** Start DATA FOR THIS TASK **

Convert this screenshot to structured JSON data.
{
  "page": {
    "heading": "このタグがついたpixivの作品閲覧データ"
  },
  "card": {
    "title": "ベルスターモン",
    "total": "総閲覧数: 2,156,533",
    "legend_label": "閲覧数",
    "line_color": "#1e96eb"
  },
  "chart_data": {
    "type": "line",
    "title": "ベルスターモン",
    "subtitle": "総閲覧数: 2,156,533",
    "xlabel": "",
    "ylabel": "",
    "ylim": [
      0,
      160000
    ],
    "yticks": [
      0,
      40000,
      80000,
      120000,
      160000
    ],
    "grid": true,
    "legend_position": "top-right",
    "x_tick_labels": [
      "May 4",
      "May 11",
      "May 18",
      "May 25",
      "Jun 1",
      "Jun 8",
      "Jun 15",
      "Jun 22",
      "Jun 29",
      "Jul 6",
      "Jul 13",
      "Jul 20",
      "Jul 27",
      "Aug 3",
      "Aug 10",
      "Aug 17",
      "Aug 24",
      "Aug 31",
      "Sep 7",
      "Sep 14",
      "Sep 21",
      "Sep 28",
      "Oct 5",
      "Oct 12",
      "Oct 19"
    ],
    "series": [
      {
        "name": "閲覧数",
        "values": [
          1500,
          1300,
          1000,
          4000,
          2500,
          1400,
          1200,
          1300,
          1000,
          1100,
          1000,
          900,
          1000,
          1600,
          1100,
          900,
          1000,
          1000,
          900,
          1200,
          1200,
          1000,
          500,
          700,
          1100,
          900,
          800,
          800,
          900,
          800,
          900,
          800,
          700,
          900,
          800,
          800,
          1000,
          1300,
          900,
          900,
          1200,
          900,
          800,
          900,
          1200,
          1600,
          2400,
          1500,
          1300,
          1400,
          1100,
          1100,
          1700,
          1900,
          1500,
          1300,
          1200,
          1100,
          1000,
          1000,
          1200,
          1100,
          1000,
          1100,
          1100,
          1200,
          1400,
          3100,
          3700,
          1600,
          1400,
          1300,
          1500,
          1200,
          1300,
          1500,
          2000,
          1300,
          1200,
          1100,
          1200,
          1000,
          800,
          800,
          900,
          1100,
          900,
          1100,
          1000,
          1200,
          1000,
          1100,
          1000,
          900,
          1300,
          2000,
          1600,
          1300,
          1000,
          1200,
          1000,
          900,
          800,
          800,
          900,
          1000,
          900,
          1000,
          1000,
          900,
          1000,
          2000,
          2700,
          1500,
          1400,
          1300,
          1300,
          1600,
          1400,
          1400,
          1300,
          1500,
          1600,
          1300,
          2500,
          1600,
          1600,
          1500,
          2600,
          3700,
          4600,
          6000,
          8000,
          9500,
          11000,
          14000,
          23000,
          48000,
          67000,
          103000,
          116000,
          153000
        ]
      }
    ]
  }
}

** End DATA FOR THIS TASK **

▶ **TASK GOAL**:
Quote all of the entries verbatim.

▶ **CORRECT OUTPUT**:
Convert this screenshot to structured JSON data.
{
  "page": {
    "heading": "このタグがついたpixivの作品閲覧データ"
  },
  "card": {
    "title": "ベルスターモン",
    "total": "総閲覧数: 2,156,533",
    "legend_label": "閲覧数",
    "line_color": "#1e96eb"
  },
  "chart_data": {
    "type": "line",
    "title": "ベルスターモン",
    "subtitle": "総閲覧数: 2,156,533",
    "xlabel": "",
    "ylabel": "",
    "ylim": [
      0,
      160000
    ],
    "yticks": [
      0,
      40000,
      80000,
      120000,
      160000
    ],
    "grid": true,
    "legend_position": "top-right",
    "x_tick_labels": [
      "May 4",
      "May 11",
      "May 18",
      "May 25",
      "Jun 1",
      "Jun 8",
      "Jun 15",
      "Jun 22",
      "Jun 29",
      "Jul 6",
      "Jul 13",
      "Jul 20",
      "Jul 27",
      "Aug 3",
      "Aug 10",
      "Aug 17",
      "Aug 24",
      "Aug 31",
      "Sep 7",
      "Sep 14",
      "Sep 21",
      "Sep 28",
      "Oct 5",
      "Oct 12",
      "Oct 19"
    ],
    "series": [
      {
        "name": "閲覧数",
        "values": [
          1500,
          1300,
          1000,
          4000,
          2500,
          1400,
          1200,
          1300,
          1000,
          1100,
          1000,
          900,
          1000,
          1600,
          1100,
          900,
          1000,
          1000,
          900,
          1200,
          1200,
          1000,
          500,
          700,
          1100,
          900,
          800,
          800,
          900,
          800,
          900,
          800,
          700,
          900,
          800,
          800,
          1000,
          1300,
          900,
          900,
          1200,
          900,
          800,
          900,
          1200,
          1600,
          2400,
          1500,
          1300,
          1400,
          1100,
          1100,
          1700,
          1900,
          1500,
          1300,
          1200,
          1100,
          1000,
          1000,
          1200,
          1100,
          1000,
          1100,
          1100,
          1200,
          1400,
          3100,
          3700,
          1600,
          1400,
          1300,
          1500,
          1200,
          1300,
          1500,
          2000,
          1300,
          1200,
          1100,
          1200,
          1000,
          800,
          800,
          900,
          1100,
          900,
          1100,
          1000,
          1200,
          1000,
          1100,
          1000,
          900,
          1300,
          2000,
          1600,
          1300,
          1000,
          1200,
          1000,
          900,
          800,
          800,
          900,
          1000,
          900,
          1000,
          1000,
          900,
          1000,
          2000,
          2700,
          1500,
          1400,
          1300,
          1300,
          1600,
          1400,
          1400,
          1300,
          1500,
          1600,
          1300,
          2500,
          1600,
          1600,
          1500,
          2600,
          3700,
          4600,
          6000,
          8000,
          9500,
          11000,
          14000,
          23000,
          48000,
          67000,
          103000,
          116000,
          153000
        ]
      }
    ]
  }
}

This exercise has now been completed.